*Requirements*
Retype each record shown below, leaving every character as it is.

Figure content listings
##########
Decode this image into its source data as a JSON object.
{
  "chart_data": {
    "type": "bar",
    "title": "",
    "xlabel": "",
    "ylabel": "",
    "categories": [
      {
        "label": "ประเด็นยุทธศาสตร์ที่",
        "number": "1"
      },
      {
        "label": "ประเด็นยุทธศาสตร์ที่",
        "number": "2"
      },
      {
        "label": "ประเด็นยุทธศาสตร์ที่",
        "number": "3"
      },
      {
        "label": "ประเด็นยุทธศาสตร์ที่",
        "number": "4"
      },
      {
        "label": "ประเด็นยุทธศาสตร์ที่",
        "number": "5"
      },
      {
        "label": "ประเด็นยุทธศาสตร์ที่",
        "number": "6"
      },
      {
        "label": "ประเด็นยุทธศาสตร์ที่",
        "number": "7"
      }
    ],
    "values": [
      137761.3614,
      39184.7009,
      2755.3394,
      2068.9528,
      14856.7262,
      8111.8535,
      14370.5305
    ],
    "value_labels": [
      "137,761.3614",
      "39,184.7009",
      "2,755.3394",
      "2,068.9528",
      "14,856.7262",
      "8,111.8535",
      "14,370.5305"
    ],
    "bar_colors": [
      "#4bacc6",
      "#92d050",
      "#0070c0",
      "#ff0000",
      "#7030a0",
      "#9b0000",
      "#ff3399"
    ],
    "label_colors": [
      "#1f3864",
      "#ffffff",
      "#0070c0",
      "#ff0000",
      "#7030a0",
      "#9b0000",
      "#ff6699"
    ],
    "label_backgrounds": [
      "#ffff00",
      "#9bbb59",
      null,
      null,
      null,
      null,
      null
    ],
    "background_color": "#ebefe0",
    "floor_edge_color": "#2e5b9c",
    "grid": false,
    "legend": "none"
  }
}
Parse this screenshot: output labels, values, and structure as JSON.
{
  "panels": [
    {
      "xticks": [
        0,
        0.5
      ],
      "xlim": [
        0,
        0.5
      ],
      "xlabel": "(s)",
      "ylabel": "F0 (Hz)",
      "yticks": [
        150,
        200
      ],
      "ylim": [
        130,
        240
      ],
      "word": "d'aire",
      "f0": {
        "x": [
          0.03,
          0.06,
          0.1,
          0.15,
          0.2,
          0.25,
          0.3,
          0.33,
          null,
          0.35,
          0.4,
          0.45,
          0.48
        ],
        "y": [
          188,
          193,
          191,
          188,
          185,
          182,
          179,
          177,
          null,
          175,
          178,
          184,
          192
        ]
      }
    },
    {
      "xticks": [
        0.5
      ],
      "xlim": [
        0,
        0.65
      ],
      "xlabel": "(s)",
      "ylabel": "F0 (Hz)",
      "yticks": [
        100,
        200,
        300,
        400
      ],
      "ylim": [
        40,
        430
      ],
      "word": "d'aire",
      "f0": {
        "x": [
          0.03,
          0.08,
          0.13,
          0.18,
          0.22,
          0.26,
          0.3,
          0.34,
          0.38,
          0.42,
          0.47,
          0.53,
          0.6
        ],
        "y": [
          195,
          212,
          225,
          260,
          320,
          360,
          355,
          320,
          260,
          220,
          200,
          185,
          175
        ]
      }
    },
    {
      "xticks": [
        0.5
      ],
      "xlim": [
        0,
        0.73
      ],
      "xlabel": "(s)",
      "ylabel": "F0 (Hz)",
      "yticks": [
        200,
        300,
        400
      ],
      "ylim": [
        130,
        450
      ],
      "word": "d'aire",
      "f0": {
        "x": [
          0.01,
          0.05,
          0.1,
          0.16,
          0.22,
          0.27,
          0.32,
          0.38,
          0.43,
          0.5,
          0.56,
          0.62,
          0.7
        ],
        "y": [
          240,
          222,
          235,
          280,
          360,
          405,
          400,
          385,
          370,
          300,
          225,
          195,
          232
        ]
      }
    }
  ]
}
##########
*Exercise solution*
Decode this image into its source data as a JSON object.
{
  "chart_data": {
    "type": "bar",
    "title": "",
    "xlabel": "",
    "ylabel": "",
    "categories": [
      {
        "label": "ประเด็นยุทธศาสตร์ที่",
        "number": "1"
      },
      {
        "label": "ประเด็นยุทธศาสตร์ที่",
        "number": "2"
      },
      {
        "label": "ประเด็นยุทธศาสตร์ที่",
        "number": "3"
      },
      {
        "label": "ประเด็นยุทธศาสตร์ที่",
        "number": "4"
      },
      {
        "label": "ประเด็นยุทธศาสตร์ที่",
        "number": "5"
      },
      {
        "label": "ประเด็นยุทธศาสตร์ที่",
        "number": "6"
      },
      {
        "label": "ประเด็นยุทธศาสตร์ที่",
        "number": "7"
      }
    ],
    "values": [
      137761.3614,
      39184.7009,
      2755.3394,
      2068.9528,
      14856.7262,
      8111.8535,
      14370.5305
    ],
    "value_labels": [
      "137,761.3614",
      "39,184.7009",
      "2,755.3394",
      "2,068.9528",
      "14,856.7262",
      "8,111.8535",
      "14,370.5305"
    ],
    "bar_colors": [
      "#4bacc6",
      "#92d050",
      "#0070c0",
      "#ff0000",
      "#7030a0",
      "#9b0000",
      "#ff3399"
    ],
    "label_colors": [
      "#1f3864",
      "#ffffff",
      "#0070c0",
      "#ff0000",
      "#7030a0",
      "#9b0000",
      "#ff6699"
    ],
    "label_backgrounds": [
      "#ffff00",
      "#9bbb59",
      null,
      null,
      null,
      null,
      null
    ],
    "background_color": "#ebefe0",
    "floor_edge_color": "#2e5b9c",
    "grid": false,
    "legend": "none"
  }
}
Parse this screenshot: output labels, values, and structure as JSON.
{
  "panels": [
    {
      "xticks": [
        0,
        0.5
      ],
      "xlim": [
        0,
        0.5
      ],
      "xlabel": "(s)",
      "ylabel": "F0 (Hz)",
      "yticks": [
        150,
        200
      ],
      "ylim": [
        130,
        240
      ],
      "word": "d'aire",
      "f0": {
        "x": [
          0.03,
          0.06,
          0.1,
          0.15,
          0.2,
          0.25,
          0.3,
          0.33,
          null,
          0.35,
          0.4,
          0.45,
          0.48
        ],
        "y": [
          188,
          193,
          191,
          188,
          185,
          182,
          179,
          177,
          null,
          175,
          178,
          184,
          192
        ]
      }
    },
    {
      "xticks": [
        0.5
      ],
      "xlim": [
        0,
        0.65
      ],
      "xlabel": "(s)",
      "ylabel": "F0 (Hz)",
      "yticks": [
        100,
        200,
        300,
        400
      ],
      "ylim": [
        40,
        430
      ],
      "word": "d'aire",
      "f0": {
        "x": [
          0.03,
          0.08,
          0.13,
          0.18,
          0.22,
          0.26,
          0.3,
          0.34,
          0.38,
          0.42,
          0.47,
          0.53,
          0.6
        ],
        "y": [
          195,
          212,
          225,
          260,
          320,
          360,
          355,
          320,
          260,
          220,
          200,
          185,
          175
        ]
      }
    },
    {
      "xticks": [
        0.5
      ],
      "xlim": [
        0,
        0.73
      ],
      "xlabel": "(s)",
      "ylabel": "F0 (Hz)",
      "yticks": [
        200,
        300,
        400
      ],
      "ylim": [
        130,
        450
      ],
      "word": "d'aire",
      "f0": {
        "x": [
          0.01,
          0.05,
          0.1,
          0.16,
          0.22,
          0.27,
          0.32,
          0.38,
          0.43,
          0.5,
          0.56,
          0.62,
          0.7
        ],
        "y": [
          240,
          222,
          235,
          280,
          360,
          405,
          400,
          385,
          370,
          300,
          225,
          195,
          232
        ]
      }
    }
  ]
}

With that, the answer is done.